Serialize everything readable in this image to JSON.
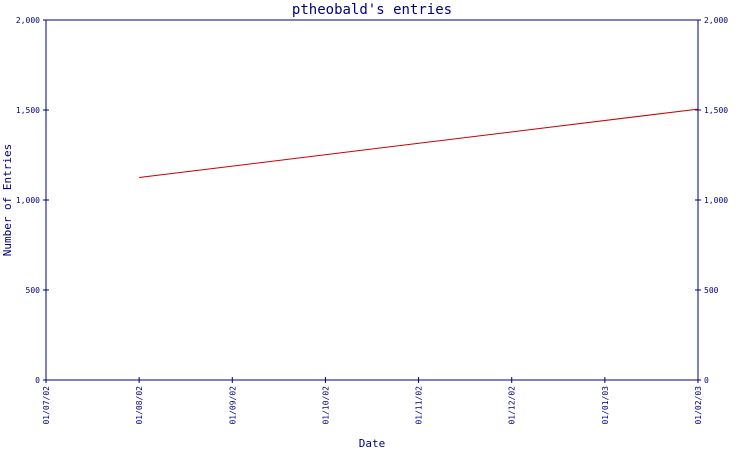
{
  "chart_data": {
    "type": "line",
    "title": "ptheobald's entries",
    "xlabel": "Date",
    "ylabel": "Number of Entries",
    "x_ticks": [
      "01/07/02",
      "01/08/02",
      "01/09/02",
      "01/10/02",
      "01/11/02",
      "01/12/02",
      "01/01/03",
      "01/02/03"
    ],
    "y_ticks": [
      "0",
      "500",
      "1,000",
      "1,500",
      "2,000"
    ],
    "ylim": [
      0,
      2000
    ],
    "xlim": [
      "01/07/02",
      "01/02/03"
    ],
    "grid": false,
    "series": [
      {
        "color": "#cc0000",
        "points": [
          {
            "x": "01/08/02",
            "y": 1125
          },
          {
            "x": "01/02/03",
            "y": 1505
          }
        ]
      }
    ],
    "colors": {
      "axis": "#000080",
      "text": "#000080",
      "title": "#000080",
      "line": "#cc0000"
    }
  }
}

# # # # # # #

Reproduce the records, all of them, word for word; omit the pictures.

Serialize everything readable in this image to JSON.
{
  "chart_data": {
    "type": "line",
    "title": "ptheobald's entries",
    "xlabel": "Date",
    "ylabel": "Number of Entries",
    "x_ticks": [
      "01/07/02",
      "01/08/02",
      "01/09/02",
      "01/10/02",
      "01/11/02",
      "01/12/02",
      "01/01/03",
      "01/02/03"
    ],
    "y_ticks": [
      "0",
      "500",
      "1,000",
      "1,500",
      "2,000"
    ],
    "ylim": [
      0,
      2000
    ],
    "xlim": [
      "01/07/02",
      "01/02/03"
    ],
    "grid": false,
    "series": [
      {
        "color": "#cc0000",
        "points": [
          {
            "x": "01/08/02",
            "y": 1125
          },
          {
            "x": "01/02/03",
            "y": 1505
          }
        ]
      }
    ],
    "colors": {
      "axis": "#000080",
      "text": "#000080",
      "title": "#000080",
      "line": "#cc0000"
    }
  }
}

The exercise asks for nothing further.